WHAT YOU WILL DO: Copy out every line exactly as given.

INFORMATION PROVIDED:
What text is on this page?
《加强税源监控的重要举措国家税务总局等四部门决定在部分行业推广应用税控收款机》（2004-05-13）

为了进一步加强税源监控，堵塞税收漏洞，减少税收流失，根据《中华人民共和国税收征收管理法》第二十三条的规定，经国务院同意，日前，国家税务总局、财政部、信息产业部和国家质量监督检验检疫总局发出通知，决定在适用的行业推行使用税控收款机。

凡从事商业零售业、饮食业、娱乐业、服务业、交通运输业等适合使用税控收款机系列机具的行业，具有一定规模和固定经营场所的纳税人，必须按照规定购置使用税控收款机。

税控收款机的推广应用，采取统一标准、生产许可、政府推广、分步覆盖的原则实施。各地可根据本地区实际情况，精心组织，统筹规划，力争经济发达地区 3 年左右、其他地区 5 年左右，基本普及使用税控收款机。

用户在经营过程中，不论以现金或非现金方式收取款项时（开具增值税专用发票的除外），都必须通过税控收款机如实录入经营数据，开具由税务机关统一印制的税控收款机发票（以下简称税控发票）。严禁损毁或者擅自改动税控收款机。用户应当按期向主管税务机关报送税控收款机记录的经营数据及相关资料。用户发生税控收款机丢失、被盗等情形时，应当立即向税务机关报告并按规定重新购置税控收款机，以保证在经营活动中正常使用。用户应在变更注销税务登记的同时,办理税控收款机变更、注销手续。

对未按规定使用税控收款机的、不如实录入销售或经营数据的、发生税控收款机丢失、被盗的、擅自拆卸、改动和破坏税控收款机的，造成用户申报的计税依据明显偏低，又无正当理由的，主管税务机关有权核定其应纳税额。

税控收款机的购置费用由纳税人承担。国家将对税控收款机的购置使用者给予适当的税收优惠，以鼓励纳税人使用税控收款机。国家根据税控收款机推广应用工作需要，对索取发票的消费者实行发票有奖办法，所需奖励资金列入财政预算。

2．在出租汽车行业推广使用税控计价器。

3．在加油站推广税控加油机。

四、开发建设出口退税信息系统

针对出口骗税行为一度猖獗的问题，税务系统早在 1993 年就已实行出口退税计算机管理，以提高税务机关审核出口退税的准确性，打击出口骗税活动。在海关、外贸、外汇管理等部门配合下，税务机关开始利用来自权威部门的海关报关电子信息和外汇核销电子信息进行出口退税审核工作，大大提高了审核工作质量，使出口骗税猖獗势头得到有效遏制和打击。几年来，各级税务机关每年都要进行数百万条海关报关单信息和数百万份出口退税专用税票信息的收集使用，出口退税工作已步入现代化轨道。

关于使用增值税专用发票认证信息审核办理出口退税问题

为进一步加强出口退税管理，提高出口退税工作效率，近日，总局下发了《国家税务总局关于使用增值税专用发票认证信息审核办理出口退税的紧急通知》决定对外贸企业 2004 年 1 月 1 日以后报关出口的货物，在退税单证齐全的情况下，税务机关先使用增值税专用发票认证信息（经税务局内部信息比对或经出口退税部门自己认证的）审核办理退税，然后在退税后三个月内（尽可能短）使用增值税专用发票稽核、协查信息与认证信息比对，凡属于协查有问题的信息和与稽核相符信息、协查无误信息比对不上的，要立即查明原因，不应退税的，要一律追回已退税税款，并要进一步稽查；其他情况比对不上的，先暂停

ANSWER TO THIS EXERCISE:
What text is on this page?
《加强税源监控的重要举措国家税务总局等四部门决定在部分行业推广应用税控收款机》（2004-05-13）

为了进一步加强税源监控，堵塞税收漏洞，减少税收流失，根据《中华人民共和国税收征收管理法》第二十三条的规定，经国务院同意，日前，国家税务总局、财政部、信息产业部和国家质量监督检验检疫总局发出通知，决定在适用的行业推行使用税控收款机。

凡从事商业零售业、饮食业、娱乐业、服务业、交通运输业等适合使用税控收款机系列机具的行业，具有一定规模和固定经营场所的纳税人，必须按照规定购置使用税控收款机。

税控收款机的推广应用，采取统一标准、生产许可、政府推广、分步覆盖的原则实施。各地可根据本地区实际情况，精心组织，统筹规划，力争经济发达地区 3 年左右、其他地区 5 年左右，基本普及使用税控收款机。

用户在经营过程中，不论以现金或非现金方式收取款项时（开具增值税专用发票的除外），都必须通过税控收款机如实录入经营数据，开具由税务机关统一印制的税控收款机发票（以下简称税控发票）。严禁损毁或者擅自改动税控收款机。用户应当按期向主管税务机关报送税控收款机记录的经营数据及相关资料。用户发生税控收款机丢失、被盗等情形时，应当立即向税务机关报告并按规定重新购置税控收款机，以保证在经营活动中正常使用。用户应在变更注销税务登记的同时,办理税控收款机变更、注销手续。

对未按规定使用税控收款机的、不如实录入销售或经营数据的、发生税控收款机丢失、被盗的、擅自拆卸、改动和破坏税控收款机的，造成用户申报的计税依据明显偏低，又无正当理由的，主管税务机关有权核定其应纳税额。

税控收款机的购置费用由纳税人承担。国家将对税控收款机的购置使用者给予适当的税收优惠，以鼓励纳税人使用税控收款机。国家根据税控收款机推广应用工作需要，对索取发票的消费者实行发票有奖办法，所需奖励资金列入财政预算。

2．在出租汽车行业推广使用税控计价器。

3．在加油站推广税控加油机。

四、开发建设出口退税信息系统

针对出口骗税行为一度猖獗的问题，税务系统早在 1993 年就已实行出口退税计算机管理，以提高税务机关审核出口退税的准确性，打击出口骗税活动。在海关、外贸、外汇管理等部门配合下，税务机关开始利用来自权威部门的海关报关电子信息和外汇核销电子信息进行出口退税审核工作，大大提高了审核工作质量，使出口骗税猖獗势头得到有效遏制和打击。几年来，各级税务机关每年都要进行数百万条海关报关单信息和数百万份出口退税专用税票信息的收集使用，出口退税工作已步入现代化轨道。

关于使用增值税专用发票认证信息审核办理出口退税问题

为进一步加强出口退税管理，提高出口退税工作效率，近日，总局下发了《国家税务总局关于使用增值税专用发票认证信息审核办理出口退税的紧急通知》决定对外贸企业 2004 年 1 月 1 日以后报关出口的货物，在退税单证齐全的情况下，税务机关先使用增值税专用发票认证信息（经税务局内部信息比对或经出口退税部门自己认证的）审核办理退税，然后在退税后三个月内（尽可能短）使用增值税专用发票稽核、协查信息与认证信息比对，凡属于协查有问题的信息和与稽核相符信息、协查无误信息比对不上的，要立即查明原因，不应退税的，要一律追回已退税税款，并要进一步稽查；其他情况比对不上的，先暂停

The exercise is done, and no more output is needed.